Exercise description - Return every line of the material exactly.

--- START ---

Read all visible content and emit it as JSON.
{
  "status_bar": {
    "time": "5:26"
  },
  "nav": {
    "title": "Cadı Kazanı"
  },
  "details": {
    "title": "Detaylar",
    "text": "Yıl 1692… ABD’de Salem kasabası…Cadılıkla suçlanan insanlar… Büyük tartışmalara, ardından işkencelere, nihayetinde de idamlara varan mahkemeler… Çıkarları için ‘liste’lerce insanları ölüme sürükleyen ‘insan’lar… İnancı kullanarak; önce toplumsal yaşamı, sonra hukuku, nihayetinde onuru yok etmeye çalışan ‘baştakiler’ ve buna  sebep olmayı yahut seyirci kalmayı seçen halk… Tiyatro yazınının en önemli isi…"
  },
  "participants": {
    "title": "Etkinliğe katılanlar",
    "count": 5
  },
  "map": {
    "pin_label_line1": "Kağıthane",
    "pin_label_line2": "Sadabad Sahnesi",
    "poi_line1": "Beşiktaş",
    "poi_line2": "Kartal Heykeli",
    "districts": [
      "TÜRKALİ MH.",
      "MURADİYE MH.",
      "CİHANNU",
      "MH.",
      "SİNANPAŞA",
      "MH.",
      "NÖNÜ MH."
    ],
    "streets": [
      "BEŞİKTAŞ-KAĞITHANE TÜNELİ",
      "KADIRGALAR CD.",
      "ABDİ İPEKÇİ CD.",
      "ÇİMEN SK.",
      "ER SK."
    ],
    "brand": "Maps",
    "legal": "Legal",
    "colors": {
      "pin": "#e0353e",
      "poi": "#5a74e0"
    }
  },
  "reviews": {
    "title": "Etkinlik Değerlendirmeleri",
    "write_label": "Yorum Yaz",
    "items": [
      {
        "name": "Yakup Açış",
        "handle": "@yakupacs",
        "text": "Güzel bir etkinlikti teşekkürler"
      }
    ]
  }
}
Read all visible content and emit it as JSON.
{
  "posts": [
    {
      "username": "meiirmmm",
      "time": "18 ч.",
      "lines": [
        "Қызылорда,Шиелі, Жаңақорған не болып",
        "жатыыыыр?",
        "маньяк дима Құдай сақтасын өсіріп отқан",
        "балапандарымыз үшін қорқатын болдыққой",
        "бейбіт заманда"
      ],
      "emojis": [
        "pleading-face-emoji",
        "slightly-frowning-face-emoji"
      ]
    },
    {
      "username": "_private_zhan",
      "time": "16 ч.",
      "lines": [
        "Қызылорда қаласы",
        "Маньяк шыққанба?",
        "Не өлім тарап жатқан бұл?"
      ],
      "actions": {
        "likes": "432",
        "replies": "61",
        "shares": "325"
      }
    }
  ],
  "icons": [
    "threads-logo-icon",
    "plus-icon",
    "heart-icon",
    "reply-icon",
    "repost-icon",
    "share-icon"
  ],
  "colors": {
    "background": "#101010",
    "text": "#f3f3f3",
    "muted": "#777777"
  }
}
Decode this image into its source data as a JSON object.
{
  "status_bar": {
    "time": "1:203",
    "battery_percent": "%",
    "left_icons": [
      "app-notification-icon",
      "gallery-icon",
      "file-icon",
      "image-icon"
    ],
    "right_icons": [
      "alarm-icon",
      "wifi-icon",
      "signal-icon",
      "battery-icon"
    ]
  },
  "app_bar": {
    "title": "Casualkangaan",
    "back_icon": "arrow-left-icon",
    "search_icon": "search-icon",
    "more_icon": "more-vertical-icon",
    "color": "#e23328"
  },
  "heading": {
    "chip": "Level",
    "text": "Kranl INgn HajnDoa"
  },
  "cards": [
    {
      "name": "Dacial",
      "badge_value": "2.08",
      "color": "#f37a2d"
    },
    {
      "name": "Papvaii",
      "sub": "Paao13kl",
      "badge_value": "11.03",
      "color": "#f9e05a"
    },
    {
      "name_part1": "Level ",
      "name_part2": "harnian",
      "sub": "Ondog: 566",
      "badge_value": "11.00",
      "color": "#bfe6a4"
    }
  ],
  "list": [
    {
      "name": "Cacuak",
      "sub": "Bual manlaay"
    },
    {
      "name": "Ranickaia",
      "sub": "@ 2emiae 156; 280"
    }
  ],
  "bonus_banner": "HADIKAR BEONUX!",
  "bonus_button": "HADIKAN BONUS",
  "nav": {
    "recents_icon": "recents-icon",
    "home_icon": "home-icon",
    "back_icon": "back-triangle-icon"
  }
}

--- END ---

Output below -
Read all visible content and emit it as JSON.
{
  "status_bar": {
    "time": "5:26"
  },
  "nav": {
    "title": "Cadı Kazanı"
  },
  "details": {
    "title": "Detaylar",
    "text": "Yıl 1692… ABD’de Salem kasabası…Cadılıkla suçlanan insanlar… Büyük tartışmalara, ardından işkencelere, nihayetinde de idamlara varan mahkemeler… Çıkarları için ‘liste’lerce insanları ölüme sürükleyen ‘insan’lar… İnancı kullanarak; önce toplumsal yaşamı, sonra hukuku, nihayetinde onuru yok etmeye çalışan ‘baştakiler’ ve buna  sebep olmayı yahut seyirci kalmayı seçen halk… Tiyatro yazınının en önemli isi…"
  },
  "participants": {
    "title": "Etkinliğe katılanlar",
    "count": 5
  },
  "map": {
    "pin_label_line1": "Kağıthane",
    "pin_label_line2": "Sadabad Sahnesi",
    "poi_line1": "Beşiktaş",
    "poi_line2": "Kartal Heykeli",
    "districts": [
      "TÜRKALİ MH.",
      "MURADİYE MH.",
      "CİHANNU",
      "MH.",
      "SİNANPAŞA",
      "MH.",
      "NÖNÜ MH."
    ],
    "streets": [
      "BEŞİKTAŞ-KAĞITHANE TÜNELİ",
      "KADIRGALAR CD.",
      "ABDİ İPEKÇİ CD.",
      "ÇİMEN SK.",
      "ER SK."
    ],
    "brand": "Maps",
    "legal": "Legal",
    "colors": {
      "pin": "#e0353e",
      "poi": "#5a74e0"
    }
  },
  "reviews": {
    "title": "Etkinlik Değerlendirmeleri",
    "write_label": "Yorum Yaz",
    "items": [
      {
        "name": "Yakup Açış",
        "handle": "@yakupacs",
        "text": "Güzel bir etkinlikti teşekkürler"
      }
    ]
  }
}
Read all visible content and emit it as JSON.
{
  "posts": [
    {
      "username": "meiirmmm",
      "time": "18 ч.",
      "lines": [
        "Қызылорда,Шиелі, Жаңақорған не болып",
        "жатыыыыр?",
        "маньяк дима Құдай сақтасын өсіріп отқан",
        "балапандарымыз үшін қорқатын болдыққой",
        "бейбіт заманда"
      ],
      "emojis": [
        "pleading-face-emoji",
        "slightly-frowning-face-emoji"
      ]
    },
    {
      "username": "_private_zhan",
      "time": "16 ч.",
      "lines": [
        "Қызылорда қаласы",
        "Маньяк шыққанба?",
        "Не өлім тарап жатқан бұл?"
      ],
      "actions": {
        "likes": "432",
        "replies": "61",
        "shares": "325"
      }
    }
  ],
  "icons": [
    "threads-logo-icon",
    "plus-icon",
    "heart-icon",
    "reply-icon",
    "repost-icon",
    "share-icon"
  ],
  "colors": {
    "background": "#101010",
    "text": "#f3f3f3",
    "muted": "#777777"
  }
}
Decode this image into its source data as a JSON object.
{
  "status_bar": {
    "time": "1:203",
    "battery_percent": "%",
    "left_icons": [
      "app-notification-icon",
      "gallery-icon",
      "file-icon",
      "image-icon"
    ],
    "right_icons": [
      "alarm-icon",
      "wifi-icon",
      "signal-icon",
      "battery-icon"
    ]
  },
  "app_bar": {
    "title": "Casualkangaan",
    "back_icon": "arrow-left-icon",
    "search_icon": "search-icon",
    "more_icon": "more-vertical-icon",
    "color": "#e23328"
  },
  "heading": {
    "chip": "Level",
    "text": "Kranl INgn HajnDoa"
  },
  "cards": [
    {
      "name": "Dacial",
      "badge_value": "2.08",
      "color": "#f37a2d"
    },
    {
      "name": "Papvaii",
      "sub": "Paao13kl",
      "badge_value": "11.03",
      "color": "#f9e05a"
    },
    {
      "name_part1": "Level ",
      "name_part2": "harnian",
      "sub": "Ondog: 566",
      "badge_value": "11.00",
      "color": "#bfe6a4"
    }
  ],
  "list": [
    {
      "name": "Cacuak",
      "sub": "Bual manlaay"
    },
    {
      "name": "Ranickaia",
      "sub": "@ 2emiae 156; 280"
    }
  ],
  "bonus_banner": "HADIKAR BEONUX!",
  "bonus_button": "HADIKAN BONUS",
  "nav": {
    "recents_icon": "recents-icon",
    "home_icon": "home-icon",
    "back_icon": "back-triangle-icon"
  }
}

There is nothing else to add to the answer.